● **TASK DIRECTIONS**
List each line of the data that holds the string "žáci".

● **DATA EXTRACT**

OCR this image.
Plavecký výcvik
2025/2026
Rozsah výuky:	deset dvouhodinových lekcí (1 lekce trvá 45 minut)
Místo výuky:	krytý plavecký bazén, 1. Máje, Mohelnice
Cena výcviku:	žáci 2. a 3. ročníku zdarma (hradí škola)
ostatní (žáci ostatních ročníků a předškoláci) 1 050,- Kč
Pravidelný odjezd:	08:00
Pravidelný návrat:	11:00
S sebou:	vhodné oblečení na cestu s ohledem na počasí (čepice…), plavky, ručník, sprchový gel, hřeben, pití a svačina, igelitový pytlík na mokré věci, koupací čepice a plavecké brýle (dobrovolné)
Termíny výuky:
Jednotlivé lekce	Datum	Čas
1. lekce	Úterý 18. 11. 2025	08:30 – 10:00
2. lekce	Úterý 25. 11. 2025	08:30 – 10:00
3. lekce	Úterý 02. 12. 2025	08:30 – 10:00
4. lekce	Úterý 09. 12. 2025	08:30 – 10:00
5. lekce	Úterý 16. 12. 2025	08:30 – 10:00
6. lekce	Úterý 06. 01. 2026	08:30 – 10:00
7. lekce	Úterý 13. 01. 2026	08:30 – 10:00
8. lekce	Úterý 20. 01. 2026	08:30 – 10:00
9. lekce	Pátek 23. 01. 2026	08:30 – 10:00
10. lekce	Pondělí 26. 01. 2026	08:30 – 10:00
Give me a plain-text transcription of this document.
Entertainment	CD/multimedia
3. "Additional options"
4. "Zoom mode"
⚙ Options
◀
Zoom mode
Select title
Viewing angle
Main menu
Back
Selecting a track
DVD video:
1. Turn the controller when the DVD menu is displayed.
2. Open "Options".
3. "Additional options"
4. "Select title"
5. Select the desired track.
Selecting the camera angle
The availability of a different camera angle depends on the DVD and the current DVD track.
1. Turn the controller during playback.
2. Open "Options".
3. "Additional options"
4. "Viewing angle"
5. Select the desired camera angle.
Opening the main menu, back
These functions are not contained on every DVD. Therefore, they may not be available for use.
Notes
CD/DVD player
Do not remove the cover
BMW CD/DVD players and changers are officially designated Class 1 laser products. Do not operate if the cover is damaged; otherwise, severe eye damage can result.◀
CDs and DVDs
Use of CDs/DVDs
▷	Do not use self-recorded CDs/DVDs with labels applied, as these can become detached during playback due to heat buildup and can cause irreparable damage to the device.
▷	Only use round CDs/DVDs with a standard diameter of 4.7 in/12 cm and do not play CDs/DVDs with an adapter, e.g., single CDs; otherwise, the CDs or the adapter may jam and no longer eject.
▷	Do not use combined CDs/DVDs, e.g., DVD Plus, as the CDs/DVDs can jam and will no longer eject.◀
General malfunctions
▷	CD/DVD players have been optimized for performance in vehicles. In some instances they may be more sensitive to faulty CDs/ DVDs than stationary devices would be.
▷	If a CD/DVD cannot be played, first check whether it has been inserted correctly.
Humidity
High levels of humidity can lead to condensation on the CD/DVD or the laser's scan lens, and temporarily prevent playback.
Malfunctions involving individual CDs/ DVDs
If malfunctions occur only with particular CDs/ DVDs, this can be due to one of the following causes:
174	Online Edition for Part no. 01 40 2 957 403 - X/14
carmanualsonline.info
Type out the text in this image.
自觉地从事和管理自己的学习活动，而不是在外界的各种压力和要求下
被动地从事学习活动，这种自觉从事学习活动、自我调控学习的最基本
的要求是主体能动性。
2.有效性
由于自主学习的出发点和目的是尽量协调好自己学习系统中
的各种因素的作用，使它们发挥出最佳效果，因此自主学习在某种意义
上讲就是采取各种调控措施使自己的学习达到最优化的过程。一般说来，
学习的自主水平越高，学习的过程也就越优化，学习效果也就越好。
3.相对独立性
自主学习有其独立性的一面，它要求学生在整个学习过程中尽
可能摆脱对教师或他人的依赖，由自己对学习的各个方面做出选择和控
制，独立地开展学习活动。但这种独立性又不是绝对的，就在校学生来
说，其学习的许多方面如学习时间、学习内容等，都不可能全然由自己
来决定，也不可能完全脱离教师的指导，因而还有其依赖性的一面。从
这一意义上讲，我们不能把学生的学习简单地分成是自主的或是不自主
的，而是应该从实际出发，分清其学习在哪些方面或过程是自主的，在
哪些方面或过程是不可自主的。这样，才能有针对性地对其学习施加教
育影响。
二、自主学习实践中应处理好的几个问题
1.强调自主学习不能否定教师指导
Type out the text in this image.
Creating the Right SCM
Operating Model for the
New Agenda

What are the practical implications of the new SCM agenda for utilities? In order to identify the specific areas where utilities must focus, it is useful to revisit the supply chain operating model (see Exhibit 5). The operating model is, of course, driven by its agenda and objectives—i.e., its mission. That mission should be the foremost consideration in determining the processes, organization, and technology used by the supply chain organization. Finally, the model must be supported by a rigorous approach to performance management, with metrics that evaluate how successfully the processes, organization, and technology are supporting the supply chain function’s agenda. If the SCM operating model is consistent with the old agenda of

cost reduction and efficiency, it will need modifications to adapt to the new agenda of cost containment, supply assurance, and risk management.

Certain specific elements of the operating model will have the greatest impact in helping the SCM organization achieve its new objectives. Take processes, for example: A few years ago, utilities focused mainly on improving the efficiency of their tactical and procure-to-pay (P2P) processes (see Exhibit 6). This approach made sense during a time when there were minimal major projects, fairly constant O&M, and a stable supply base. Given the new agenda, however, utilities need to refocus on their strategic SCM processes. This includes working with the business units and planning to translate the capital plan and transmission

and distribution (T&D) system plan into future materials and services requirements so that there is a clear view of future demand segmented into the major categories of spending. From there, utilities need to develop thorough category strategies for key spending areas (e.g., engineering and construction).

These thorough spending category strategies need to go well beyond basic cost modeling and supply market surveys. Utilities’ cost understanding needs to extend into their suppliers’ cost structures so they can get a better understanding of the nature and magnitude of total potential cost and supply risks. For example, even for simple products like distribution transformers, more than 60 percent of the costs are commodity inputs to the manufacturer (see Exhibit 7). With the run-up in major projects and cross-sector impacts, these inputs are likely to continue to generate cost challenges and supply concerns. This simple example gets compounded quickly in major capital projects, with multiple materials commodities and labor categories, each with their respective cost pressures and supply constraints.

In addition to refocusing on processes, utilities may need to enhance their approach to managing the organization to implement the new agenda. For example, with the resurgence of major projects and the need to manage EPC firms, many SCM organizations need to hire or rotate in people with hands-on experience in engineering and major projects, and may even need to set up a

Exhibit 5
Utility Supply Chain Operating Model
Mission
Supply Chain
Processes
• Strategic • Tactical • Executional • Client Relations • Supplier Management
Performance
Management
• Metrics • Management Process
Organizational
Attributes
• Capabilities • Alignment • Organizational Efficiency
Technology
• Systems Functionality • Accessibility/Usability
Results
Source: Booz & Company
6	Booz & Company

● **ANSWER IN FULL**
Cena výcviku:	žáci 2. a 3. ročníku zdarma (hradí škola)
ostatní (žáci ostatních ročníků a předškoláci) 1 050,- Kč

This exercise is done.